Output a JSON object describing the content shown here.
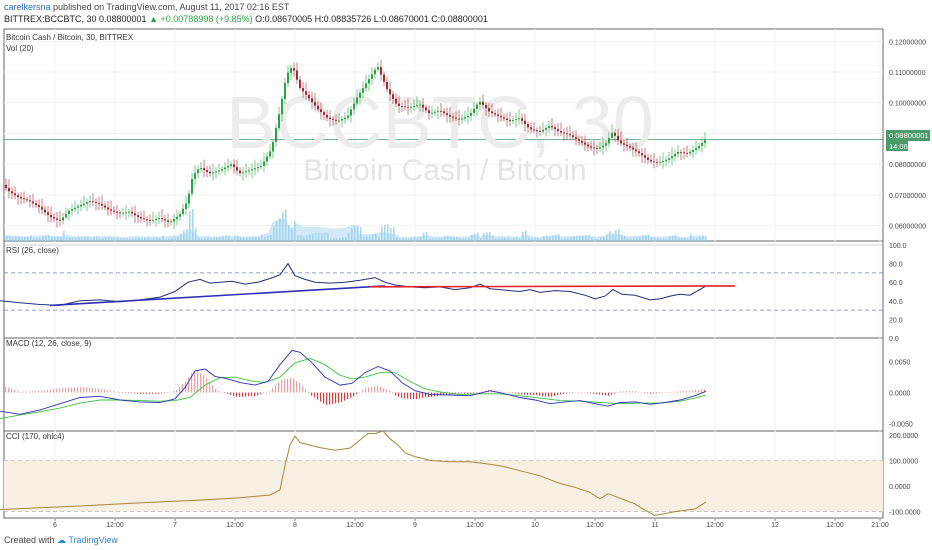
{
  "header": {
    "author": "carelkersna",
    "published": "published on TradingView.com, August 11, 2017 02:16 EST",
    "symbol_line": "BITTREX:BCCBTC, 30  0.08800001",
    "change": "+0.00788998 (+9.85%)",
    "ohlc": "O:0.08670005 H:0.08835726 L:0.08670001 C:0.08800001"
  },
  "footer": {
    "created_with": "Created with",
    "brand": "TradingView"
  },
  "colors": {
    "up": "#26a541",
    "down": "#a12a31",
    "volume": "#9ad0ee",
    "volume_area": "#7ec3ea",
    "rsi_line": "#1e2f7a",
    "rsi_trend_support": "#2e2eb8",
    "rsi_trend_resistance": "#e0212a",
    "macd_line": "#2733b8",
    "signal_line": "#3ec23e",
    "hist_pos": "#e8a0a0",
    "hist_neg": "#d84040",
    "cci_line": "#a8863c",
    "cci_band": "#f6efe2",
    "last_price": "#4a9a6a"
  },
  "chart_data": [
    {
      "type": "candlestick",
      "title": "Bitcoin Cash / Bitcoin, 30, BITTREX",
      "volume_label": "Vol (20)",
      "watermark": "BCCBTC, 30",
      "watermark_sub": "Bitcoin Cash / Bitcoin",
      "y_ticks": [
        "0.12000000",
        "0.11000000",
        "0.10000000",
        "0.09000000",
        "0.08000000",
        "0.07000000",
        "0.06000000"
      ],
      "ylim": [
        0.055,
        0.124
      ],
      "last_price": "0.08800001",
      "countdown": "14:06",
      "x_ticks": [
        "6",
        "12:00",
        "7",
        "12:00",
        "8",
        "12:00",
        "9",
        "12:00",
        "10",
        "12:00",
        "11",
        "12:00",
        "12",
        "12:00",
        "21:00"
      ],
      "close_anchors": [
        [
          0,
          0.0745
        ],
        [
          10,
          0.071
        ],
        [
          20,
          0.069
        ],
        [
          30,
          0.068
        ],
        [
          40,
          0.066
        ],
        [
          50,
          0.063
        ],
        [
          60,
          0.0615
        ],
        [
          70,
          0.065
        ],
        [
          80,
          0.0665
        ],
        [
          90,
          0.068
        ],
        [
          100,
          0.067
        ],
        [
          110,
          0.065
        ],
        [
          120,
          0.064
        ],
        [
          130,
          0.0645
        ],
        [
          140,
          0.0625
        ],
        [
          150,
          0.0615
        ],
        [
          160,
          0.0625
        ],
        [
          170,
          0.061
        ],
        [
          180,
          0.0635
        ],
        [
          188,
          0.068
        ],
        [
          193,
          0.076
        ],
        [
          200,
          0.079
        ],
        [
          210,
          0.077
        ],
        [
          220,
          0.078
        ],
        [
          232,
          0.08
        ],
        [
          240,
          0.077
        ],
        [
          250,
          0.078
        ],
        [
          262,
          0.0795
        ],
        [
          272,
          0.085
        ],
        [
          280,
          0.097
        ],
        [
          287,
          0.109
        ],
        [
          293,
          0.112
        ],
        [
          300,
          0.105
        ],
        [
          308,
          0.102
        ],
        [
          318,
          0.098
        ],
        [
          328,
          0.095
        ],
        [
          338,
          0.094
        ],
        [
          348,
          0.0955
        ],
        [
          358,
          0.102
        ],
        [
          368,
          0.107
        ],
        [
          378,
          0.112
        ],
        [
          388,
          0.104
        ],
        [
          398,
          0.099
        ],
        [
          410,
          0.0985
        ],
        [
          420,
          0.0995
        ],
        [
          430,
          0.0965
        ],
        [
          440,
          0.0975
        ],
        [
          450,
          0.0955
        ],
        [
          460,
          0.0945
        ],
        [
          470,
          0.096
        ],
        [
          480,
          0.1005
        ],
        [
          490,
          0.097
        ],
        [
          500,
          0.0955
        ],
        [
          510,
          0.094
        ],
        [
          520,
          0.095
        ],
        [
          530,
          0.0915
        ],
        [
          540,
          0.0905
        ],
        [
          550,
          0.0925
        ],
        [
          560,
          0.0905
        ],
        [
          570,
          0.0895
        ],
        [
          580,
          0.0875
        ],
        [
          590,
          0.0855
        ],
        [
          598,
          0.085
        ],
        [
          606,
          0.0865
        ],
        [
          613,
          0.0905
        ],
        [
          620,
          0.087
        ],
        [
          630,
          0.0855
        ],
        [
          640,
          0.0835
        ],
        [
          650,
          0.081
        ],
        [
          658,
          0.0805
        ],
        [
          668,
          0.0815
        ],
        [
          678,
          0.084
        ],
        [
          688,
          0.0835
        ],
        [
          698,
          0.0855
        ],
        [
          706,
          0.088
        ]
      ]
    },
    {
      "type": "line",
      "title": "RSI (26, close)",
      "y_ticks": [
        "100.0",
        "80.0",
        "60.0",
        "40.0",
        "20.0",
        "0.0"
      ],
      "ylim": [
        0,
        100
      ],
      "bands": [
        70,
        30
      ],
      "values": [
        [
          0,
          40
        ],
        [
          20,
          38
        ],
        [
          40,
          36
        ],
        [
          60,
          35
        ],
        [
          80,
          40
        ],
        [
          100,
          41
        ],
        [
          120,
          39
        ],
        [
          140,
          41
        ],
        [
          160,
          44
        ],
        [
          175,
          50
        ],
        [
          188,
          60
        ],
        [
          200,
          63
        ],
        [
          210,
          59
        ],
        [
          220,
          60
        ],
        [
          232,
          61
        ],
        [
          245,
          58
        ],
        [
          258,
          60
        ],
        [
          270,
          64
        ],
        [
          280,
          68
        ],
        [
          288,
          80
        ],
        [
          295,
          67
        ],
        [
          305,
          63
        ],
        [
          315,
          60
        ],
        [
          330,
          59
        ],
        [
          345,
          60
        ],
        [
          360,
          62
        ],
        [
          375,
          65
        ],
        [
          385,
          60
        ],
        [
          395,
          57
        ],
        [
          410,
          55
        ],
        [
          425,
          54
        ],
        [
          440,
          55
        ],
        [
          455,
          52
        ],
        [
          470,
          54
        ],
        [
          480,
          58
        ],
        [
          490,
          53
        ],
        [
          500,
          52
        ],
        [
          510,
          51
        ],
        [
          520,
          50
        ],
        [
          530,
          52
        ],
        [
          540,
          49
        ],
        [
          555,
          51
        ],
        [
          570,
          50
        ],
        [
          585,
          46
        ],
        [
          595,
          42
        ],
        [
          605,
          45
        ],
        [
          613,
          52
        ],
        [
          622,
          47
        ],
        [
          635,
          46
        ],
        [
          650,
          41
        ],
        [
          660,
          42
        ],
        [
          670,
          45
        ],
        [
          680,
          47
        ],
        [
          690,
          46
        ],
        [
          698,
          51
        ],
        [
          706,
          56
        ]
      ],
      "trendlines": [
        {
          "role": "support",
          "from": [
            50,
            35
          ],
          "to": [
            385,
            56
          ]
        },
        {
          "role": "resistance",
          "from": [
            370,
            55
          ],
          "to": [
            735,
            56
          ]
        }
      ]
    },
    {
      "type": "line",
      "title": "MACD (12, 26, close, 9)",
      "y_ticks": [
        "0.0050",
        "0.0000",
        "-0.0050"
      ],
      "ylim": [
        -0.0062,
        0.0088
      ],
      "macd": [
        [
          0,
          -0.003
        ],
        [
          20,
          -0.0035
        ],
        [
          40,
          -0.0028
        ],
        [
          60,
          -0.0018
        ],
        [
          80,
          -0.0008
        ],
        [
          100,
          -0.0006
        ],
        [
          120,
          -0.0012
        ],
        [
          140,
          -0.0015
        ],
        [
          160,
          -0.0016
        ],
        [
          175,
          -0.001
        ],
        [
          185,
          0.0008
        ],
        [
          195,
          0.0035
        ],
        [
          205,
          0.0038
        ],
        [
          215,
          0.0026
        ],
        [
          228,
          0.0022
        ],
        [
          240,
          0.0016
        ],
        [
          255,
          0.0012
        ],
        [
          268,
          0.0018
        ],
        [
          280,
          0.0045
        ],
        [
          292,
          0.0068
        ],
        [
          300,
          0.0065
        ],
        [
          312,
          0.0048
        ],
        [
          325,
          0.0025
        ],
        [
          340,
          0.0012
        ],
        [
          352,
          0.0015
        ],
        [
          365,
          0.0032
        ],
        [
          378,
          0.0042
        ],
        [
          390,
          0.0035
        ],
        [
          402,
          0.0016
        ],
        [
          415,
          0.0003
        ],
        [
          430,
          -0.0003
        ],
        [
          450,
          -0.0004
        ],
        [
          470,
          -0.0005
        ],
        [
          490,
          0.0003
        ],
        [
          505,
          -0.0002
        ],
        [
          520,
          -0.0008
        ],
        [
          535,
          -0.0012
        ],
        [
          550,
          -0.0018
        ],
        [
          565,
          -0.0015
        ],
        [
          580,
          -0.0013
        ],
        [
          595,
          -0.0018
        ],
        [
          608,
          -0.0022
        ],
        [
          620,
          -0.0016
        ],
        [
          635,
          -0.0015
        ],
        [
          650,
          -0.0019
        ],
        [
          665,
          -0.0016
        ],
        [
          680,
          -0.0012
        ],
        [
          695,
          -0.0005
        ],
        [
          706,
          0.0002
        ]
      ],
      "signal": [
        [
          0,
          -0.0042
        ],
        [
          20,
          -0.0036
        ],
        [
          40,
          -0.0031
        ],
        [
          60,
          -0.0025
        ],
        [
          80,
          -0.0017
        ],
        [
          100,
          -0.0012
        ],
        [
          120,
          -0.0012
        ],
        [
          140,
          -0.0013
        ],
        [
          160,
          -0.0014
        ],
        [
          175,
          -0.0013
        ],
        [
          190,
          -0.0008
        ],
        [
          205,
          0.0012
        ],
        [
          220,
          0.0024
        ],
        [
          235,
          0.0025
        ],
        [
          250,
          0.0019
        ],
        [
          265,
          0.0016
        ],
        [
          280,
          0.0025
        ],
        [
          295,
          0.0048
        ],
        [
          310,
          0.0055
        ],
        [
          325,
          0.0045
        ],
        [
          340,
          0.0028
        ],
        [
          352,
          0.0022
        ],
        [
          365,
          0.0025
        ],
        [
          380,
          0.0032
        ],
        [
          395,
          0.0032
        ],
        [
          410,
          0.0018
        ],
        [
          425,
          0.0006
        ],
        [
          440,
          0.0001
        ],
        [
          460,
          -0.0003
        ],
        [
          480,
          -0.0002
        ],
        [
          500,
          -0.0002
        ],
        [
          520,
          -0.0005
        ],
        [
          540,
          -0.0009
        ],
        [
          560,
          -0.0013
        ],
        [
          580,
          -0.0014
        ],
        [
          600,
          -0.0016
        ],
        [
          620,
          -0.0018
        ],
        [
          640,
          -0.0017
        ],
        [
          660,
          -0.0017
        ],
        [
          680,
          -0.0014
        ],
        [
          695,
          -0.0009
        ],
        [
          706,
          -0.0004
        ]
      ]
    },
    {
      "type": "line",
      "title": "CCI (170, ohlc4)",
      "y_ticks": [
        "200.0000",
        "100.0000",
        "0.0000",
        "-100.0000"
      ],
      "ylim": [
        -125,
        215
      ],
      "band": [
        100,
        -100
      ],
      "values": [
        [
          0,
          -92
        ],
        [
          40,
          -85
        ],
        [
          80,
          -78
        ],
        [
          120,
          -70
        ],
        [
          160,
          -62
        ],
        [
          200,
          -55
        ],
        [
          240,
          -46
        ],
        [
          270,
          -35
        ],
        [
          280,
          -15
        ],
        [
          285,
          80
        ],
        [
          290,
          160
        ],
        [
          295,
          195
        ],
        [
          300,
          170
        ],
        [
          310,
          160
        ],
        [
          320,
          150
        ],
        [
          335,
          140
        ],
        [
          350,
          148
        ],
        [
          360,
          180
        ],
        [
          368,
          205
        ],
        [
          375,
          205
        ],
        [
          383,
          215
        ],
        [
          390,
          185
        ],
        [
          398,
          160
        ],
        [
          405,
          130
        ],
        [
          415,
          115
        ],
        [
          430,
          100
        ],
        [
          450,
          95
        ],
        [
          470,
          95
        ],
        [
          490,
          85
        ],
        [
          505,
          75
        ],
        [
          520,
          60
        ],
        [
          540,
          40
        ],
        [
          560,
          10
        ],
        [
          575,
          -5
        ],
        [
          590,
          -25
        ],
        [
          600,
          -50
        ],
        [
          608,
          -30
        ],
        [
          615,
          -40
        ],
        [
          625,
          -55
        ],
        [
          635,
          -70
        ],
        [
          645,
          -95
        ],
        [
          655,
          -115
        ],
        [
          665,
          -108
        ],
        [
          675,
          -100
        ],
        [
          685,
          -95
        ],
        [
          695,
          -90
        ],
        [
          706,
          -62
        ]
      ]
    }
  ]
}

== Exercise objective ==
Reply with nothing except the number of lines in the listing above that include the string "BCCBTC".

== Result of the task ==
2